**Stated task**
Turn the listing, from its first line up to and including the line with "svg-text:б: б [429, 427, 437, 442]", into a Markdown table with the columns Row and Line. Number each row and skip blank lines.

>>>

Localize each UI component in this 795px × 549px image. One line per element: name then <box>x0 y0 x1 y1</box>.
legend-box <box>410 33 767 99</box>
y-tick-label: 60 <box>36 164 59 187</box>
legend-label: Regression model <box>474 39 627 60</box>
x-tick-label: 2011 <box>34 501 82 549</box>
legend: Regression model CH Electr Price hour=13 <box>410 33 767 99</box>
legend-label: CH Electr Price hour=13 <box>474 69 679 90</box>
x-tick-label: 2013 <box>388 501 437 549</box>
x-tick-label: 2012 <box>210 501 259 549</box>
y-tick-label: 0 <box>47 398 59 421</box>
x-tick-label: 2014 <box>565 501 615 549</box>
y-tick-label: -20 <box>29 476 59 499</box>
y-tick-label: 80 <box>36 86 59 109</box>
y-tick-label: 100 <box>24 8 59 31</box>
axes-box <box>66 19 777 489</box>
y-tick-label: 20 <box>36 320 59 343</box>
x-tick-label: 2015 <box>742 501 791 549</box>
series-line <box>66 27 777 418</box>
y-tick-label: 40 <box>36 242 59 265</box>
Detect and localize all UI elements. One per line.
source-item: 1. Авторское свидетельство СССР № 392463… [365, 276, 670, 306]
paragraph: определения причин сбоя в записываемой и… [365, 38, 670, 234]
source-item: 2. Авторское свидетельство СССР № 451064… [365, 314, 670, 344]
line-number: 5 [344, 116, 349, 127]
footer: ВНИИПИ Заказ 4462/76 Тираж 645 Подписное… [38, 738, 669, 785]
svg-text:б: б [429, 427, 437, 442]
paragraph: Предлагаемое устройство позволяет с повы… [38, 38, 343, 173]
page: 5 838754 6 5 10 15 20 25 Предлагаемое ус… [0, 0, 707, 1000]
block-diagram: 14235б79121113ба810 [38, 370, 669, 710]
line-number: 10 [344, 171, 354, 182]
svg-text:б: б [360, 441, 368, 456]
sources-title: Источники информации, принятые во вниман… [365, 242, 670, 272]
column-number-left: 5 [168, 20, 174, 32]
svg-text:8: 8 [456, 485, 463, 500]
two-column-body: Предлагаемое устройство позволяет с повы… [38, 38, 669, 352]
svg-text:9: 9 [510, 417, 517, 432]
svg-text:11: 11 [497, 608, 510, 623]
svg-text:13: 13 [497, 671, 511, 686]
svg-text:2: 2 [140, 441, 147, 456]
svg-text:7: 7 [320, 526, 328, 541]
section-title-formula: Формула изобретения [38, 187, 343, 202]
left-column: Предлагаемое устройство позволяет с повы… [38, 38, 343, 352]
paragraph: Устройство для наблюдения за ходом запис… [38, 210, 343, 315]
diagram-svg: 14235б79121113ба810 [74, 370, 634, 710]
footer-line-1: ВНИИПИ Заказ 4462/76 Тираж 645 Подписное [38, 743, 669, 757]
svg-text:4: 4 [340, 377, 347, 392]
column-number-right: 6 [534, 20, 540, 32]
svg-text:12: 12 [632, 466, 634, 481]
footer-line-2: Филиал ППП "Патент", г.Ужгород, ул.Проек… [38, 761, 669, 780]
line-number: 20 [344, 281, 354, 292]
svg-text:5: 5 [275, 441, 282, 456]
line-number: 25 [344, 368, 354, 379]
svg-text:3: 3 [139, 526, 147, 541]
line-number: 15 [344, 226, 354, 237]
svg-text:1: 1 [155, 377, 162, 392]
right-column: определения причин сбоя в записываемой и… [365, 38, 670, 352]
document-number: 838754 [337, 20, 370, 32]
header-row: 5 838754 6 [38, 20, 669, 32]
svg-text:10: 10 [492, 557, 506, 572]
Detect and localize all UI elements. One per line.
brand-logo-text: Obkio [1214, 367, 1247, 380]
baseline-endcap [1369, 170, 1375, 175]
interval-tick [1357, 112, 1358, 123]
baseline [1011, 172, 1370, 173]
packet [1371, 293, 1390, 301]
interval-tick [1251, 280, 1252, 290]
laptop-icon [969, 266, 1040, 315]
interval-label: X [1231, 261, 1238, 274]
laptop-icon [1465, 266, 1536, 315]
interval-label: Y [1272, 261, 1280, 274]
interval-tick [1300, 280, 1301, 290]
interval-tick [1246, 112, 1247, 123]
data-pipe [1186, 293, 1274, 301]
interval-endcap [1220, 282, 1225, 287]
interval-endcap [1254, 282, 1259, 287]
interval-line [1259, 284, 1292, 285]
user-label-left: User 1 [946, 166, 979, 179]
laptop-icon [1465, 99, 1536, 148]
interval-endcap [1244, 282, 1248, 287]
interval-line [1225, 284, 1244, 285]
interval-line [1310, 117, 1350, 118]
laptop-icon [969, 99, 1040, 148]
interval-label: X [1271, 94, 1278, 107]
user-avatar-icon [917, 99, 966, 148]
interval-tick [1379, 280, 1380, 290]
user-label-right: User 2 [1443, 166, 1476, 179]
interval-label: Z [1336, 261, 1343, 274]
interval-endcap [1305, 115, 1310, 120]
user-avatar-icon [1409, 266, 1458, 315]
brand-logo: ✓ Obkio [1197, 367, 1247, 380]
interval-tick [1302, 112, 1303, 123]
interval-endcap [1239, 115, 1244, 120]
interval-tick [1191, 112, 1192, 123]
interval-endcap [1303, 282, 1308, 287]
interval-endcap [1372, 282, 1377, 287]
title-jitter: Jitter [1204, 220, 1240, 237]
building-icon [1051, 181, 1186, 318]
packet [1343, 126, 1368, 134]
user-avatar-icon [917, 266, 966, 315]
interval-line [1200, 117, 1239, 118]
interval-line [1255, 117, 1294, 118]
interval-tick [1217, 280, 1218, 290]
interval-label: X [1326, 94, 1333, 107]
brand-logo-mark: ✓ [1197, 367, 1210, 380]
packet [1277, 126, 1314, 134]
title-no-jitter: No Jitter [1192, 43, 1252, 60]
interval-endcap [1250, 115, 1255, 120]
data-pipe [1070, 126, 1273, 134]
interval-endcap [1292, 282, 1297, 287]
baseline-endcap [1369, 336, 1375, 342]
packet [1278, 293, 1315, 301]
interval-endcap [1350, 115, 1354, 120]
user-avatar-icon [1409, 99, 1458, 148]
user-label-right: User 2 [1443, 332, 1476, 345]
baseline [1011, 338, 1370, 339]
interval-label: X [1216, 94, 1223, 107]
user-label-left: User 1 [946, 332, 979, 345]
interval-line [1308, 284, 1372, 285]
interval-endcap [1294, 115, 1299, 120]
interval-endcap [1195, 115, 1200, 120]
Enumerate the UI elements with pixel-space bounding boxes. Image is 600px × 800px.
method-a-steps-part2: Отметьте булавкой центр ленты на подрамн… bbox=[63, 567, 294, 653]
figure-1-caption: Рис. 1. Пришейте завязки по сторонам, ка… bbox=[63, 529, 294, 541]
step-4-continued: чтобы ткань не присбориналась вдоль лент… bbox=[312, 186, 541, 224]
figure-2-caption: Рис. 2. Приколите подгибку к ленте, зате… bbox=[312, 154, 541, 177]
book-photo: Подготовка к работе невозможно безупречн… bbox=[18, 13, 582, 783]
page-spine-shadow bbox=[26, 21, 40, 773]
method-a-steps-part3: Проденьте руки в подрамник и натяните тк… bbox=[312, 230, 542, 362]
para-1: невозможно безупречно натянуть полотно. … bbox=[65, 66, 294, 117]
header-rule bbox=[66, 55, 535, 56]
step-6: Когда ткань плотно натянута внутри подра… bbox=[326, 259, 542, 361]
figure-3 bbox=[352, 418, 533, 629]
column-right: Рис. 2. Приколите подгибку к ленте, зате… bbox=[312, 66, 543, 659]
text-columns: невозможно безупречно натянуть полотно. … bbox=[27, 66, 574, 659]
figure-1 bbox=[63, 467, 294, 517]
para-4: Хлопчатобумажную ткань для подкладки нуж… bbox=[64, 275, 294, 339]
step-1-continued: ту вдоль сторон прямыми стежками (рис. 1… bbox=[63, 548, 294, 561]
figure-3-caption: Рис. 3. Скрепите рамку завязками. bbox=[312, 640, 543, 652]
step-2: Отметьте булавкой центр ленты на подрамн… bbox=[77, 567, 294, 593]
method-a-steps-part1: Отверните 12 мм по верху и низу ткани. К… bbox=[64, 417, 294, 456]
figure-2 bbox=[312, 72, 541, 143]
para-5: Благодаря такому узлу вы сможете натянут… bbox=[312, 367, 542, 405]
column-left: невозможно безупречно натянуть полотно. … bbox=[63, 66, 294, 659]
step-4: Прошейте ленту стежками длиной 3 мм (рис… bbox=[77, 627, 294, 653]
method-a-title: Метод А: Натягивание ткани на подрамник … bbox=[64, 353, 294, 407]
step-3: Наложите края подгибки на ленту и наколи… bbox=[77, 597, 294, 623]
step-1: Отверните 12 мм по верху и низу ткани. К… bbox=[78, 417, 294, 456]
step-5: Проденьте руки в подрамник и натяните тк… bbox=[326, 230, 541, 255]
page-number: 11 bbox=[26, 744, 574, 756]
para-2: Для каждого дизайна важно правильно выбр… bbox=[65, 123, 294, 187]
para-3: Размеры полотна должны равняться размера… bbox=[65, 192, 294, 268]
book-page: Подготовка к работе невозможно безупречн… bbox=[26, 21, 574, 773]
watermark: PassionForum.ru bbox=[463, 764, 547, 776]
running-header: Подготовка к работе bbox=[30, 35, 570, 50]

<<<

**Answer to the problem**
| Row | Line |
|---|---|
| 1 | Localize each UI component in this 795px × 549px image. One line per element: name then <box>x0 y0 x1 y1</box>. |
| 2 | legend-box <box>410 33 767 99</box> |
| 3 | y-tick-label: 60 <box>36 164 59 187</box> |
| 4 | legend-label: Regression model <box>474 39 627 60</box> |
| 5 | x-tick-label: 2011 <box>34 501 82 549</box> |
| 6 | legend: Regression model CH Electr Price hour=13 <box>410 33 767 99</box> |
| 7 | legend-label: CH Electr Price hour=13 <box>474 69 679 90</box> |
| 8 | x-tick-label: 2013 <box>388 501 437 549</box> |
| 9 | x-tick-label: 2012 <box>210 501 259 549</box> |
| 10 | y-tick-label: 0 <box>47 398 59 421</box> |
| 11 | x-tick-label: 2014 <box>565 501 615 549</box> |
| 12 | y-tick-label: -20 <box>29 476 59 499</box> |
| 13 | y-tick-label: 80 <box>36 86 59 109</box> |
| 14 | y-tick-label: 100 <box>24 8 59 31</box> |
| 15 | axes-box <box>66 19 777 489</box> |
| 16 | y-tick-label: 20 <box>36 320 59 343</box> |
| 17 | x-tick-label: 2015 <box>742 501 791 549</box> |
| 18 | series-line <box>66 27 777 418</box> |
| 19 | y-tick-label: 40 <box>36 242 59 265</box> |
| 20 | Detect and localize all UI elements. One per line. |
| 21 | source-item: 1. Авторское свидетельство СССР № 392463… [365, 276, 670, 306] |
| 22 | paragraph: определения причин сбоя в записываемой и… [365, 38, 670, 234] |
| 23 | source-item: 2. Авторское свидетельство СССР № 451064… [365, 314, 670, 344] |
| 24 | line-number: 5 [344, 116, 349, 127] |
| 25 | footer: ВНИИПИ Заказ 4462/76 Тираж 645 Подписное… [38, 738, 669, 785] |
| 26 | svg-text:б: б [429, 427, 437, 442] |